▶ STUDY TEXT:
This is yet another reason to not rely on this "fictitious" LDL cholesterol value that, inaccuracies notwithstanding, serves as the foundation for a $27 billion per year industry.

Comments (8) -

  • Peter

    2/26/2010 5:29:27 PM |

    I keep hoping nutritional advice will get simpler, but it seems like to know what to have for dinner we need a lot of blood tests and a very savvy doctor to interpret them.

  • sdkidsbooks

    2/26/2010 7:51:04 PM |

    Dr. D,

    Get the ldl-fructose connection but still confused about the small particle ldl/Lp(a) and eating fats.  Is it beneficial or not to include "good" fats like olive oil, coconut oil,butter, grass-fed meats, etc. when you have a the small ldl/Lp(a)pattern?  Being a woman and not the skinny male, I do think my pattern is genetic and I'm doing all of your recommendations for diet/supplements and want to be sure I am not making things worse by including fats in my diet.

    Thanks.

    Jan

  • shel

    2/27/2010 12:00:23 AM |

    ~Peter

    amen.

    regarding fructose, maybe eating fruit instead of sugary junk for dessert and whatnot is the way to go. i can't bring myself to believe that, in the context of a truly simple whole-food diet, an amount of fruit each day is going to contribute to future ills.

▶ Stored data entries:
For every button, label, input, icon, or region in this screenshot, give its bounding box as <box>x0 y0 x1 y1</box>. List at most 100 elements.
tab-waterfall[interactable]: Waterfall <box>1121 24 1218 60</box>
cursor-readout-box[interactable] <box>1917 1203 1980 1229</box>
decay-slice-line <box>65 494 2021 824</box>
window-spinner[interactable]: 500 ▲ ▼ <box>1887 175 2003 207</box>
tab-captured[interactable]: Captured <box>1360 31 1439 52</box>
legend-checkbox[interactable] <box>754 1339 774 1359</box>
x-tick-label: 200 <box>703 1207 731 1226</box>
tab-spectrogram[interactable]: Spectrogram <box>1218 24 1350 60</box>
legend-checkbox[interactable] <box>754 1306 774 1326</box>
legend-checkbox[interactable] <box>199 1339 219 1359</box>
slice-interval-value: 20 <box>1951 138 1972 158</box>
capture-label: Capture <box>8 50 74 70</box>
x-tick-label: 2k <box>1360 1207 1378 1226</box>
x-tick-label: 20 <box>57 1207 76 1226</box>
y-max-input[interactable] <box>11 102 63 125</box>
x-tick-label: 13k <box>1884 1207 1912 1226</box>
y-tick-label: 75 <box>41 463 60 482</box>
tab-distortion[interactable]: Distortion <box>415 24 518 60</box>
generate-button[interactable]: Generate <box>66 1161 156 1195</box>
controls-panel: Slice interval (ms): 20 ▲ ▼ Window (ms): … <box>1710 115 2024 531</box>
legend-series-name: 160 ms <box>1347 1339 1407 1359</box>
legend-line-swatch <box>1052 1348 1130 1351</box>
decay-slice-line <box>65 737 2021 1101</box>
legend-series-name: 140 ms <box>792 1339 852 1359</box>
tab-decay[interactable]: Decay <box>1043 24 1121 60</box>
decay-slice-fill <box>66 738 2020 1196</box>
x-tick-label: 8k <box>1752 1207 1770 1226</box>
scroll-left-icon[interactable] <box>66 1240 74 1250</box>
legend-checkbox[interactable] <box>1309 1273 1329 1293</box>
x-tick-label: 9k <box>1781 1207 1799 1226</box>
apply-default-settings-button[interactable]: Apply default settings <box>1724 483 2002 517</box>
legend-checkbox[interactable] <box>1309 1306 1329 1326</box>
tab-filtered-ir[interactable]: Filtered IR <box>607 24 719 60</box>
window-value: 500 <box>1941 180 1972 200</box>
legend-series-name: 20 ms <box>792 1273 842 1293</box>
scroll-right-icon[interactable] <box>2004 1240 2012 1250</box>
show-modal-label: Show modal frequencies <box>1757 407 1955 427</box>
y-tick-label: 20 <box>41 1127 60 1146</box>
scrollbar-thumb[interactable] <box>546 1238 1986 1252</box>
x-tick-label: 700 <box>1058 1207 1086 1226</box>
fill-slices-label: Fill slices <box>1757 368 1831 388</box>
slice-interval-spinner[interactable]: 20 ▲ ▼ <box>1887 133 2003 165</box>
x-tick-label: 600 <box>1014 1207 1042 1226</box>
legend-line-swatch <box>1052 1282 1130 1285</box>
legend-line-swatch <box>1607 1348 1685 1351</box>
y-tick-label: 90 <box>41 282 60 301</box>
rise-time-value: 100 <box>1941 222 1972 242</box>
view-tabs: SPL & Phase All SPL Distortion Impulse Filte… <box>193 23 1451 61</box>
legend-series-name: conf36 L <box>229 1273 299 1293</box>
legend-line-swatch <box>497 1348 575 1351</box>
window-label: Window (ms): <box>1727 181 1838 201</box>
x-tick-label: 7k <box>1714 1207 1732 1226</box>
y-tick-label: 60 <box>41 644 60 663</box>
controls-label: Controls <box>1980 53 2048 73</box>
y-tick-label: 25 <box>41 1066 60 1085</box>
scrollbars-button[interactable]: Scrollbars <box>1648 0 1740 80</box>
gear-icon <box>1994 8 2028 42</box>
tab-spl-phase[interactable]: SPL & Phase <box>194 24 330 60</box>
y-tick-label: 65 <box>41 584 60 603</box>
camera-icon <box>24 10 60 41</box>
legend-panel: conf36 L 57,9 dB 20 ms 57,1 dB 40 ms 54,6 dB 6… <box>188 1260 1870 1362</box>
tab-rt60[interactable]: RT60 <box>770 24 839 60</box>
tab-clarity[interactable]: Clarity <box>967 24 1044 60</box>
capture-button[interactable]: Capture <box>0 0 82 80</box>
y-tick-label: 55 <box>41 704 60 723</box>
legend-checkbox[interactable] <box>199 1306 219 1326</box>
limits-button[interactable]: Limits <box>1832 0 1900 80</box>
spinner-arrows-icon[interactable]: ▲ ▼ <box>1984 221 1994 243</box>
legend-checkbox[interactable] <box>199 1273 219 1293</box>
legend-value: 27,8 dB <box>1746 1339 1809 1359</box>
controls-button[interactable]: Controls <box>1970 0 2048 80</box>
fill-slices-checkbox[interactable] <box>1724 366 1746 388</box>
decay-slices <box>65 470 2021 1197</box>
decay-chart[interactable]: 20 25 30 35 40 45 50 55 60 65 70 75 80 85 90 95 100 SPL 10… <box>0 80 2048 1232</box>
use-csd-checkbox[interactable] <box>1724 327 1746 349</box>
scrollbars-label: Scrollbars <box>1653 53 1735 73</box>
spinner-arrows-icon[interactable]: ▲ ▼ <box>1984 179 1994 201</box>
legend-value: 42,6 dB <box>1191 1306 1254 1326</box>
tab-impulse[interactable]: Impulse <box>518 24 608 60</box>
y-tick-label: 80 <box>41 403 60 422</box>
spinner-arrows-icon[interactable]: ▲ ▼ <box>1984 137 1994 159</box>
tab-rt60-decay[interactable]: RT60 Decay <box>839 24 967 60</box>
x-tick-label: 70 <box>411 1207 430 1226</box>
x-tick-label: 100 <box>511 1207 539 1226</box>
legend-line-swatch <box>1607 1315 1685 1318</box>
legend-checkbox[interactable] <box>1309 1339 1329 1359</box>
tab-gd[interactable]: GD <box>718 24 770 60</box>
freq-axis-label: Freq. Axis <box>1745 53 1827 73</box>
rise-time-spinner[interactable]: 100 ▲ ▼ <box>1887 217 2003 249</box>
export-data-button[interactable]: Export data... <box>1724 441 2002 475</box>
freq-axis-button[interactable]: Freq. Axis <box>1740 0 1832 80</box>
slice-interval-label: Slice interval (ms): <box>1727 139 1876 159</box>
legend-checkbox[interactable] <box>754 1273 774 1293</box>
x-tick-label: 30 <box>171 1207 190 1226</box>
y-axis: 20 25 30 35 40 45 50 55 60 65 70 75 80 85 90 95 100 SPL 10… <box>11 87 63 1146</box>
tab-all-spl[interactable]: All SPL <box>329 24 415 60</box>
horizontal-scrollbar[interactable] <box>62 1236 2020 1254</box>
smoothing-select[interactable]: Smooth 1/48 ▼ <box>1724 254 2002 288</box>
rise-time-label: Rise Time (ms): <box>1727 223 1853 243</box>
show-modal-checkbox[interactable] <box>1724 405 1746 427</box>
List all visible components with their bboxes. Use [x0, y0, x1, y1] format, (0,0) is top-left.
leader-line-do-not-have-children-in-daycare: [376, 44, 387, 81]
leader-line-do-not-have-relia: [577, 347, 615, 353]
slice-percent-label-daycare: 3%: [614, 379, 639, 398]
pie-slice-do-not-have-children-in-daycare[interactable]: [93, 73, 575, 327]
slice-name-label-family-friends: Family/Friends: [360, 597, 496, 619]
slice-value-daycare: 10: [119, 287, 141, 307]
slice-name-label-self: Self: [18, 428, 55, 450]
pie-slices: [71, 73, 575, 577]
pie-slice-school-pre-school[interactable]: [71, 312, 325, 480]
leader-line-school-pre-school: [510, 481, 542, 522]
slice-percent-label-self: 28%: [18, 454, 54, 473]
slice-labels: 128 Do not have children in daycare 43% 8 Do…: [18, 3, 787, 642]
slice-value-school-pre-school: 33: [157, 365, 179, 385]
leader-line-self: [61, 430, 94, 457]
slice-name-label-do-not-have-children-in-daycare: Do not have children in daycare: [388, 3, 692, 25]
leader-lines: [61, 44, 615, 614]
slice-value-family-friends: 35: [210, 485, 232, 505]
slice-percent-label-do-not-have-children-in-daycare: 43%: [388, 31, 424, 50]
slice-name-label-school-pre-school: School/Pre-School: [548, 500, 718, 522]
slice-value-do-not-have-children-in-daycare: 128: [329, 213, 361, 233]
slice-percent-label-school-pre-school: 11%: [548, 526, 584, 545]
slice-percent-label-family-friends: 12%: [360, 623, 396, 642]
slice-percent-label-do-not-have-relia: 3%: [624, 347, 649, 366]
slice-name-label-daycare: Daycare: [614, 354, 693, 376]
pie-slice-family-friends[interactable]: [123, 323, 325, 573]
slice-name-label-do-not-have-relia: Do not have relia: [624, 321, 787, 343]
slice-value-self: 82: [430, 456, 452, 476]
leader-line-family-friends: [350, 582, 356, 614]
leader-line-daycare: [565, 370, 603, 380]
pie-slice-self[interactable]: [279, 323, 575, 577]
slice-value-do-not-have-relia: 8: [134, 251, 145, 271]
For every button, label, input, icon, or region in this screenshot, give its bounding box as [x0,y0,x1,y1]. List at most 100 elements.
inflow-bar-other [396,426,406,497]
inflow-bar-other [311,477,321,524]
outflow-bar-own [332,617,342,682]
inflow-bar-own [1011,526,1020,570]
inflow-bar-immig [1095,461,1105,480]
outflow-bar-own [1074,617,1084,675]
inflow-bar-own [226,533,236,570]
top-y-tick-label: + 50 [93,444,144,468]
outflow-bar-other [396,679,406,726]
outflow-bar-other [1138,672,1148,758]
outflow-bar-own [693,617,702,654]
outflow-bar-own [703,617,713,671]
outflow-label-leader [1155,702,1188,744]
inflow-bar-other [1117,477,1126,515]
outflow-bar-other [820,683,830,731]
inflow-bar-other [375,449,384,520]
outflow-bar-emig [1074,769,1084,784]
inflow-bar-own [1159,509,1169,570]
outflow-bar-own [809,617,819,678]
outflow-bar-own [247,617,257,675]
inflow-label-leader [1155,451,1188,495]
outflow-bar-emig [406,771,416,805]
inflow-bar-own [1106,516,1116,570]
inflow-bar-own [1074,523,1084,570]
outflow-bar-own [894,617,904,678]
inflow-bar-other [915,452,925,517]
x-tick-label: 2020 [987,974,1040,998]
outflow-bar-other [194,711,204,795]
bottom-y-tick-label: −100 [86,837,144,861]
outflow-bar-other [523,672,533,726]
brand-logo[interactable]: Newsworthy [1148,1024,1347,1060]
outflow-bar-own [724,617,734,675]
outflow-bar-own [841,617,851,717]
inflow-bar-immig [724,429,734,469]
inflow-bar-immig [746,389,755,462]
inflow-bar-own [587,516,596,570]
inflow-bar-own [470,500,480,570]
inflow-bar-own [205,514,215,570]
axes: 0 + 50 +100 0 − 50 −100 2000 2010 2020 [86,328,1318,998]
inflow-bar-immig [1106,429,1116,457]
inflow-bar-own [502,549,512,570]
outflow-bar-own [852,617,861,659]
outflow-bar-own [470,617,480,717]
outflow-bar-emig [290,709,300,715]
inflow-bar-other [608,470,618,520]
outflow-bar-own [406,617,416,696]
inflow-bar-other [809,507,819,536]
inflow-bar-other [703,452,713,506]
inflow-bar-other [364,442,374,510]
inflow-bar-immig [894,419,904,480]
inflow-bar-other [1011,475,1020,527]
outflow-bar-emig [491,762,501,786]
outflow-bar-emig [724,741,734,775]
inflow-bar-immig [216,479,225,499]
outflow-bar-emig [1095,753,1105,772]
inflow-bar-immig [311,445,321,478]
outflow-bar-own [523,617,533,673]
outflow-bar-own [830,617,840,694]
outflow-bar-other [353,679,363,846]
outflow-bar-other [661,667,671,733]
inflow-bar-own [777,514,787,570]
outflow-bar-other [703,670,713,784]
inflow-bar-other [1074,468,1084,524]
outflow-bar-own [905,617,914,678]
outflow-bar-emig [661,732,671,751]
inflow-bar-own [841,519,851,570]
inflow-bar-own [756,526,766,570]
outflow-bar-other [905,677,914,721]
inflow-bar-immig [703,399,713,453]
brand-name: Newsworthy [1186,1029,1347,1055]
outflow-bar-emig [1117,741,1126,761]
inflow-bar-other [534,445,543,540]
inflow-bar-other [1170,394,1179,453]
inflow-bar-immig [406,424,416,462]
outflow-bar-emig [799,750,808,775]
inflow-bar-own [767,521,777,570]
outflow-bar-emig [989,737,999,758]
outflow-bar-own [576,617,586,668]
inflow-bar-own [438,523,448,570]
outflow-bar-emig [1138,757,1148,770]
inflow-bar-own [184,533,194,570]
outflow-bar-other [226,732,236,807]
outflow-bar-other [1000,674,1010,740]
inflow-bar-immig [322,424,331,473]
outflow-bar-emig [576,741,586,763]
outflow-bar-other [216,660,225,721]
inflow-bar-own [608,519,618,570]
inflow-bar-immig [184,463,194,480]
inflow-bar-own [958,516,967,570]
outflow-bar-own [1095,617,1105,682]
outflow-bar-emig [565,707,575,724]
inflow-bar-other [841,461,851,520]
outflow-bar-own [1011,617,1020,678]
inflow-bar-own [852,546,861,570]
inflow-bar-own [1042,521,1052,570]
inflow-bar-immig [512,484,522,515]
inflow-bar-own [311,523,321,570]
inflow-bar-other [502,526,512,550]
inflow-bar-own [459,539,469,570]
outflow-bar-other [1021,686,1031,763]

▶ EXERCISE REQUIREMENTS:
(a) In the cholesterol discussion, rewrite the paragraph that begins "Get the ldl-fructose connection" as a short bulleted list that keeps its main facts.
(b) Carry on the cholesterol discussion from the point where it stops.

▶ TASK-BY-TASK ANSWERS:
(a)
- The writer understands the LDL-fructose connection but is still confused about small-particle LDL/Lp(a) and eating fats.
- The question is whether "good" fats like olive oil, coconut oil, butter and grass-fed meats help or hurt when someone has the small LDL/Lp(a) pattern.
- Being a woman and not the skinny male, the writer thinks the pattern is genetic.
- The writer follows all of Dr. D's diet and supplement recommendations and wants to be sure that including fats isn't making things worse.

(b)
    ~Dr Davis, i wonder if someone who eats a simple paleo diet free of sweetner, added fats and oils, dairy, legumes and grass seeds, and eats plenty of fruit, fatty grass fed meat, fish, greens, and some tubers has an increased risk of s-ldl compared to an average nutritionally ignorant patient who eats a typical SAD and is now trying to "clean it up" a bit.

    just musing aloud.

  • Dr. William Davis

    2/27/2010 2:35:53 AM |

    Jan and Shel--

    Yes, fats are good. We've just got to be selective in our fats.

    My recent comments about "genetic small LDL" were not meant to scare everyone off of fat, but just to make the simple point that there is a subset of people with small LDL whose pattern responds somewhat differently than most other people.

  • shel

    2/27/2010 4:01:09 AM |

    ...sorry. i meant to say "...has a 'lowered' risk of s-ldl compared to..."

  • Rick

    2/27/2010 4:54:42 AM |

    I notice that you don't include actual measured TOTAL LDL cholesterol. If this is substantially different from the calculated total LDL cholesterol, then your point about the inaccuracy of the Friedewald calculation is proven. As it is, it seems to me that you've merely shown that it may not be very useful (because size, density, and degree of oxidation may be more important), rather than actually inaccurate.

  • L

    2/27/2010 11:56:05 AM |

    the stanhope study is only useful for those who are already fat and getting fatter and considering supplementing their already excessive intake with fructose sweetened beverages.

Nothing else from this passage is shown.